Short problem -
Restate the records below word for word.

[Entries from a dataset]
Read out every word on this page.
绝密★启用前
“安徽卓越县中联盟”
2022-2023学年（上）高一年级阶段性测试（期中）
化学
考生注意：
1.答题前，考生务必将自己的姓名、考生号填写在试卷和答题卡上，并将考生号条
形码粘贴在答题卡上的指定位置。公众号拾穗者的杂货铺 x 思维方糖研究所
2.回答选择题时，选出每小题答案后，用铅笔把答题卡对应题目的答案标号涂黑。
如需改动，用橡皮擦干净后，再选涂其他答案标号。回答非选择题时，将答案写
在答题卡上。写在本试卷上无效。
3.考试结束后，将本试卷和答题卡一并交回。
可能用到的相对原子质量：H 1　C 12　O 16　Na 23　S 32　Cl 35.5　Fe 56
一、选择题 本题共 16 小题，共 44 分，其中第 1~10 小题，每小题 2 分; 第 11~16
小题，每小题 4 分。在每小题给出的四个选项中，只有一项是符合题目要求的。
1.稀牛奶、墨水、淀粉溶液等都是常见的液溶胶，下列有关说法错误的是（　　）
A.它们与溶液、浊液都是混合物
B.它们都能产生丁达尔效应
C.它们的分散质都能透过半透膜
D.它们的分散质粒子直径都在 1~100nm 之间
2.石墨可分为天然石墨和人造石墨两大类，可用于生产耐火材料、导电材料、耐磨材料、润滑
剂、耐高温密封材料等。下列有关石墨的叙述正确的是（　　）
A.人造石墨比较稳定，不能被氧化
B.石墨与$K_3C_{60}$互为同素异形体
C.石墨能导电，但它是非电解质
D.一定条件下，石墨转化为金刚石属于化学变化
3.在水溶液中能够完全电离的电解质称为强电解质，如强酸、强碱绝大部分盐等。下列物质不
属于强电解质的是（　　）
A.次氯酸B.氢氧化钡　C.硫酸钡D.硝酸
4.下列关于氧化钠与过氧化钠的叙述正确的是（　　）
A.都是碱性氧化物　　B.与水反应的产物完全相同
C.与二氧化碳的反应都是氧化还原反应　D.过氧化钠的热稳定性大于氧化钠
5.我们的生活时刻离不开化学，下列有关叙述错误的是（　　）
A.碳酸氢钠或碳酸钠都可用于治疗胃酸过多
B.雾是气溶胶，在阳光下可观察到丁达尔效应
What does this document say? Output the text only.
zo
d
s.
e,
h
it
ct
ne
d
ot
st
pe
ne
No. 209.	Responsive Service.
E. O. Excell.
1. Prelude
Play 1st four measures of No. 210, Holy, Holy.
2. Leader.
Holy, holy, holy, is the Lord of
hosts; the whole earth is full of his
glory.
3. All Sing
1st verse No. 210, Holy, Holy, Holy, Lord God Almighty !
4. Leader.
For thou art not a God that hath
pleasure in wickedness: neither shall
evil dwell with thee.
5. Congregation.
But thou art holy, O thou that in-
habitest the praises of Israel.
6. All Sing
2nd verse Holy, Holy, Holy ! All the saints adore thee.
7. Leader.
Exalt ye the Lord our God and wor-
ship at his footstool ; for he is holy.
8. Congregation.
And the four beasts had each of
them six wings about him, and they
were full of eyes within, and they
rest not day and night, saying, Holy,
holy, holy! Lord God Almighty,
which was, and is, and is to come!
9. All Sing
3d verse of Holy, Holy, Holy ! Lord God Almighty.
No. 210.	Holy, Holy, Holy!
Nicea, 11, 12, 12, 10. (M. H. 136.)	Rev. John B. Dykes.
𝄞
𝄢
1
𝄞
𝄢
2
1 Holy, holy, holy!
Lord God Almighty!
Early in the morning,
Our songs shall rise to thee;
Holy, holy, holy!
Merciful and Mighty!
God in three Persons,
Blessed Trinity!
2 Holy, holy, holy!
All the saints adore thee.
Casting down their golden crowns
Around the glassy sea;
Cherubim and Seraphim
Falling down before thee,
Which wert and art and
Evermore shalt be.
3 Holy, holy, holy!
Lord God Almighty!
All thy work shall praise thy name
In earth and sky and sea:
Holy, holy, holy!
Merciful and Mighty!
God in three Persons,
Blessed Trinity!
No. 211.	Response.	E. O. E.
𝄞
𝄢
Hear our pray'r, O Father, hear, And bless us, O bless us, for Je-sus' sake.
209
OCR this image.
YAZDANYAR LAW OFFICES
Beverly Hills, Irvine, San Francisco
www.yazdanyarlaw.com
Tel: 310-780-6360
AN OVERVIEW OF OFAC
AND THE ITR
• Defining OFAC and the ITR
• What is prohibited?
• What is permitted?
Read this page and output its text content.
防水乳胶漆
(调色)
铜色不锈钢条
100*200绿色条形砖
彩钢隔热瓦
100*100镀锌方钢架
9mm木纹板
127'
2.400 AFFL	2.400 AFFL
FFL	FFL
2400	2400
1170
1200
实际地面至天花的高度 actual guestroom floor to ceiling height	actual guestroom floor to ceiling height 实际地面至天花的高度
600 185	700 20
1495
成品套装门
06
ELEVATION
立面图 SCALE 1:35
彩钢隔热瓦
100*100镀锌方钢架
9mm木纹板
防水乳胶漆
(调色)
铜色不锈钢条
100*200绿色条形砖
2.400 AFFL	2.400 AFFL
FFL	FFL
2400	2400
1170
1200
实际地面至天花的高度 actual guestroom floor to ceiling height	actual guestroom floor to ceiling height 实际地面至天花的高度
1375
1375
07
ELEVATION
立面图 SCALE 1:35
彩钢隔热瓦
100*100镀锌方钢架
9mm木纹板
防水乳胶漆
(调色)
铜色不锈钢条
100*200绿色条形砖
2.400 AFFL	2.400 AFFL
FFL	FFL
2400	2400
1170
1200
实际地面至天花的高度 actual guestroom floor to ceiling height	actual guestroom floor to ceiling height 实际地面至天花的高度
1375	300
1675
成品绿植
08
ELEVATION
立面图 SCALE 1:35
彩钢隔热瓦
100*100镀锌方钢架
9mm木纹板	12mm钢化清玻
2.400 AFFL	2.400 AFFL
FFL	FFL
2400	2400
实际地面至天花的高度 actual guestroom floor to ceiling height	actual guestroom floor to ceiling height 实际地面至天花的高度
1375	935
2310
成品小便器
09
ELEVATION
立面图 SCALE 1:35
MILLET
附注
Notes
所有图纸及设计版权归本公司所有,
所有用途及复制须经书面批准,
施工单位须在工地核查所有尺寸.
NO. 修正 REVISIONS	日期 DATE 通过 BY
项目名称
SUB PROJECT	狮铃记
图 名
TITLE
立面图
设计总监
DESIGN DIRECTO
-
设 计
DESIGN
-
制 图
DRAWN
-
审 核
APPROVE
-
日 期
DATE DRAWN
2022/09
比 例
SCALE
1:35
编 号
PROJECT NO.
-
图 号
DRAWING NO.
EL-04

Finished task -
Read out every word on this page.
绝密★启用前
“安徽卓越县中联盟”
2022-2023学年（上）高一年级阶段性测试（期中）
化学
考生注意：
1.答题前，考生务必将自己的姓名、考生号填写在试卷和答题卡上，并将考生号条
形码粘贴在答题卡上的指定位置。公众号拾穗者的杂货铺 x 思维方糖研究所
2.回答选择题时，选出每小题答案后，用铅笔把答题卡对应题目的答案标号涂黑。
如需改动，用橡皮擦干净后，再选涂其他答案标号。回答非选择题时，将答案写
在答题卡上。写在本试卷上无效。
3.考试结束后，将本试卷和答题卡一并交回。
可能用到的相对原子质量：H 1　C 12　O 16　Na 23　S 32　Cl 35.5　Fe 56
一、选择题 本题共 16 小题，共 44 分，其中第 1~10 小题，每小题 2 分; 第 11~16
小题，每小题 4 分。在每小题给出的四个选项中，只有一项是符合题目要求的。
1.稀牛奶、墨水、淀粉溶液等都是常见的液溶胶，下列有关说法错误的是（　　）
A.它们与溶液、浊液都是混合物
B.它们都能产生丁达尔效应
C.它们的分散质都能透过半透膜
D.它们的分散质粒子直径都在 1~100nm 之间
2.石墨可分为天然石墨和人造石墨两大类，可用于生产耐火材料、导电材料、耐磨材料、润滑
剂、耐高温密封材料等。下列有关石墨的叙述正确的是（　　）
A.人造石墨比较稳定，不能被氧化
B.石墨与$K_3C_{60}$互为同素异形体
C.石墨能导电，但它是非电解质
D.一定条件下，石墨转化为金刚石属于化学变化
3.在水溶液中能够完全电离的电解质称为强电解质，如强酸、强碱绝大部分盐等。下列物质不
属于强电解质的是（　　）
A.次氯酸B.氢氧化钡　C.硫酸钡D.硝酸
4.下列关于氧化钠与过氧化钠的叙述正确的是（　　）
A.都是碱性氧化物　　B.与水反应的产物完全相同
C.与二氧化碳的反应都是氧化还原反应　D.过氧化钠的热稳定性大于氧化钠
5.我们的生活时刻离不开化学，下列有关叙述错误的是（　　）
A.碳酸氢钠或碳酸钠都可用于治疗胃酸过多
B.雾是气溶胶，在阳光下可观察到丁达尔效应
What does this document say? Output the text only.
zo
d
s.
e,
h
it
ct
ne
d
ot
st
pe
ne
No. 209.	Responsive Service.
E. O. Excell.
1. Prelude
Play 1st four measures of No. 210, Holy, Holy.
2. Leader.
Holy, holy, holy, is the Lord of
hosts; the whole earth is full of his
glory.
3. All Sing
1st verse No. 210, Holy, Holy, Holy, Lord God Almighty !
4. Leader.
For thou art not a God that hath
pleasure in wickedness: neither shall
evil dwell with thee.
5. Congregation.
But thou art holy, O thou that in-
habitest the praises of Israel.
6. All Sing
2nd verse Holy, Holy, Holy ! All the saints adore thee.
7. Leader.
Exalt ye the Lord our God and wor-
ship at his footstool ; for he is holy.
8. Congregation.
And the four beasts had each of
them six wings about him, and they
were full of eyes within, and they
rest not day and night, saying, Holy,
holy, holy! Lord God Almighty,
which was, and is, and is to come!
9. All Sing
3d verse of Holy, Holy, Holy ! Lord God Almighty.
No. 210.	Holy, Holy, Holy!
Nicea, 11, 12, 12, 10. (M. H. 136.)	Rev. John B. Dykes.
𝄞
𝄢
1
𝄞
𝄢
2
1 Holy, holy, holy!
Lord God Almighty!
Early in the morning,
Our songs shall rise to thee;
Holy, holy, holy!
Merciful and Mighty!
God in three Persons,
Blessed Trinity!
2 Holy, holy, holy!
All the saints adore thee.
Casting down their golden crowns
Around the glassy sea;
Cherubim and Seraphim
Falling down before thee,
Which wert and art and
Evermore shalt be.
3 Holy, holy, holy!
Lord God Almighty!
All thy work shall praise thy name
In earth and sky and sea:
Holy, holy, holy!
Merciful and Mighty!
God in three Persons,
Blessed Trinity!
No. 211.	Response.	E. O. E.
𝄞
𝄢
Hear our pray'r, O Father, hear, And bless us, O bless us, for Je-sus' sake.
209
OCR this image.
YAZDANYAR LAW OFFICES
Beverly Hills, Irvine, San Francisco
www.yazdanyarlaw.com
Tel: 310-780-6360
AN OVERVIEW OF OFAC
AND THE ITR
• Defining OFAC and the ITR
• What is prohibited?
• What is permitted?
Read this page and output its text content.
防水乳胶漆
(调色)
铜色不锈钢条
100*200绿色条形砖
彩钢隔热瓦
100*100镀锌方钢架
9mm木纹板
127'
2.400 AFFL	2.400 AFFL
FFL	FFL
2400	2400
1170
1200
实际地面至天花的高度 actual guestroom floor to ceiling height	actual guestroom floor to ceiling height 实际地面至天花的高度
600 185	700 20
1495
成品套装门
06
ELEVATION
立面图 SCALE 1:35
彩钢隔热瓦
100*100镀锌方钢架
9mm木纹板
防水乳胶漆
(调色)
铜色不锈钢条
100*200绿色条形砖
2.400 AFFL	2.400 AFFL
FFL	FFL
2400	2400
1170
1200
实际地面至天花的高度 actual guestroom floor to ceiling height	actual guestroom floor to ceiling height 实际地面至天花的高度
1375
1375
07
ELEVATION
立面图 SCALE 1:35
彩钢隔热瓦
100*100镀锌方钢架
9mm木纹板
防水乳胶漆
(调色)
铜色不锈钢条
100*200绿色条形砖
2.400 AFFL	2.400 AFFL
FFL	FFL
2400	2400
1170
1200
实际地面至天花的高度 actual guestroom floor to ceiling height	actual guestroom floor to ceiling height 实际地面至天花的高度
1375	300
1675
成品绿植
08
ELEVATION
立面图 SCALE 1:35
彩钢隔热瓦
100*100镀锌方钢架
9mm木纹板	12mm钢化清玻
2.400 AFFL	2.400 AFFL
FFL	FFL
2400	2400
实际地面至天花的高度 actual guestroom floor to ceiling height	actual guestroom floor to ceiling height 实际地面至天花的高度
1375	935
2310
成品小便器
09
ELEVATION
立面图 SCALE 1:35
MILLET
附注
Notes
所有图纸及设计版权归本公司所有,
所有用途及复制须经书面批准,
施工单位须在工地核查所有尺寸.
NO. 修正 REVISIONS	日期 DATE 通过 BY
项目名称
SUB PROJECT	狮铃记
图 名
TITLE
立面图
设计总监
DESIGN DIRECTO
-
设 计
DESIGN
-
制 图
DRAWN
-
审 核
APPROVE
-
日 期
DATE DRAWN
2022/09
比 例
SCALE
1:35
编 号
PROJECT NO.
-
图 号
DRAWING NO.
EL-04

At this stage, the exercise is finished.